#### Data to use ####

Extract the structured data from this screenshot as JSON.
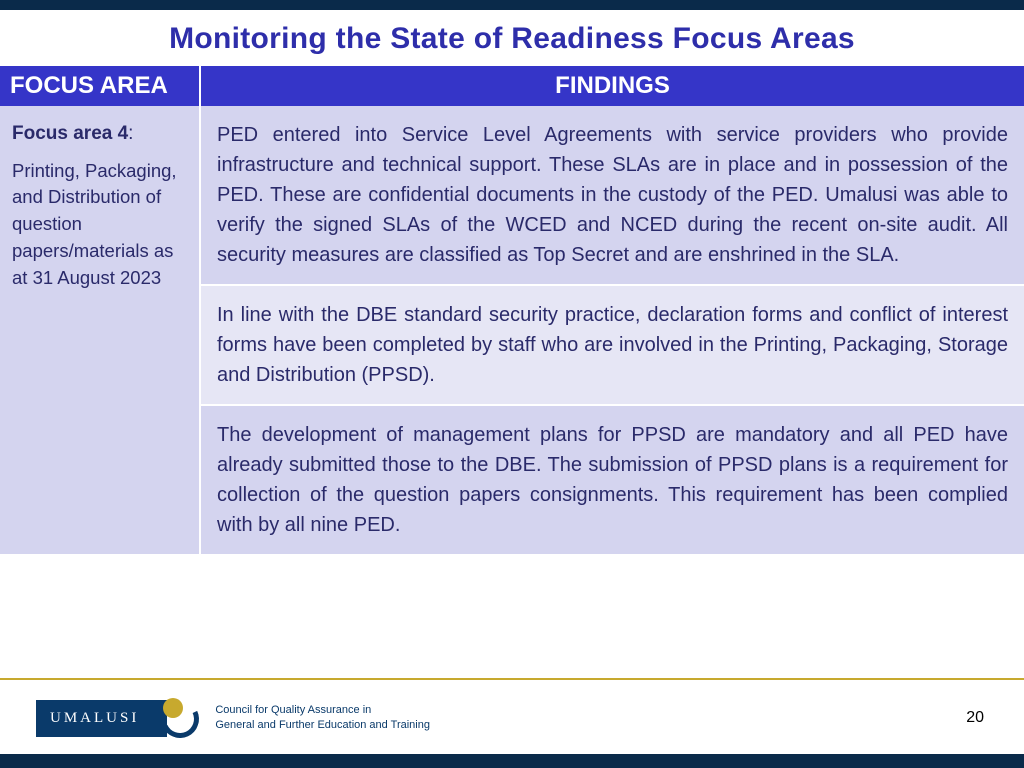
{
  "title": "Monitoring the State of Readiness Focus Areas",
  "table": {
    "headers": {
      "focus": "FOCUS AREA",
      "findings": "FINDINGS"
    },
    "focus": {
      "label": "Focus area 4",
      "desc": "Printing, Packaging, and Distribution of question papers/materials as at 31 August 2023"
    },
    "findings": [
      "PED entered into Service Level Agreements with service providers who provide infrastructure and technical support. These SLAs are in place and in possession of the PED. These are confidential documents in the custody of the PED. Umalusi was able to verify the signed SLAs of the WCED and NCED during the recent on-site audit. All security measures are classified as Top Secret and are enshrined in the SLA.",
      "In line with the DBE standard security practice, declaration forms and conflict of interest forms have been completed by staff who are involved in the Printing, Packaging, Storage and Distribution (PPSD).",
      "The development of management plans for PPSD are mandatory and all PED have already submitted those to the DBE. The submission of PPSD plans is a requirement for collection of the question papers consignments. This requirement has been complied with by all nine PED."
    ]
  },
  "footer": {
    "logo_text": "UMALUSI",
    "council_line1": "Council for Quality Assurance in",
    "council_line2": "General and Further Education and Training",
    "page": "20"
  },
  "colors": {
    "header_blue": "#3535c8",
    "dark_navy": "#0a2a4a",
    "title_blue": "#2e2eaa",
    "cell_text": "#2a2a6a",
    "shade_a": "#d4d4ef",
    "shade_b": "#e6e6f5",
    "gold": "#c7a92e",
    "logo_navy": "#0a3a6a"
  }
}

####

**Exercise:**
Nothing in the entries should change as you copy them, except that the pictures are left out.

**Full solution:**
Extract the structured data from this screenshot as JSON.
{
  "title": "Monitoring the State of Readiness Focus Areas",
  "table": {
    "headers": {
      "focus": "FOCUS AREA",
      "findings": "FINDINGS"
    },
    "focus": {
      "label": "Focus area 4",
      "desc": "Printing, Packaging, and Distribution of question papers/materials as at 31 August 2023"
    },
    "findings": [
      "PED entered into Service Level Agreements with service providers who provide infrastructure and technical support. These SLAs are in place and in possession of the PED. These are confidential documents in the custody of the PED. Umalusi was able to verify the signed SLAs of the WCED and NCED during the recent on-site audit. All security measures are classified as Top Secret and are enshrined in the SLA.",
      "In line with the DBE standard security practice, declaration forms and conflict of interest forms have been completed by staff who are involved in the Printing, Packaging, Storage and Distribution (PPSD).",
      "The development of management plans for PPSD are mandatory and all PED have already submitted those to the DBE. The submission of PPSD plans is a requirement for collection of the question papers consignments. This requirement has been complied with by all nine PED."
    ]
  },
  "footer": {
    "logo_text": "UMALUSI",
    "council_line1": "Council for Quality Assurance in",
    "council_line2": "General and Further Education and Training",
    "page": "20"
  },
  "colors": {
    "header_blue": "#3535c8",
    "dark_navy": "#0a2a4a",
    "title_blue": "#2e2eaa",
    "cell_text": "#2a2a6a",
    "shade_a": "#d4d4ef",
    "shade_b": "#e6e6f5",
    "gold": "#c7a92e",
    "logo_navy": "#0a3a6a"
  }
}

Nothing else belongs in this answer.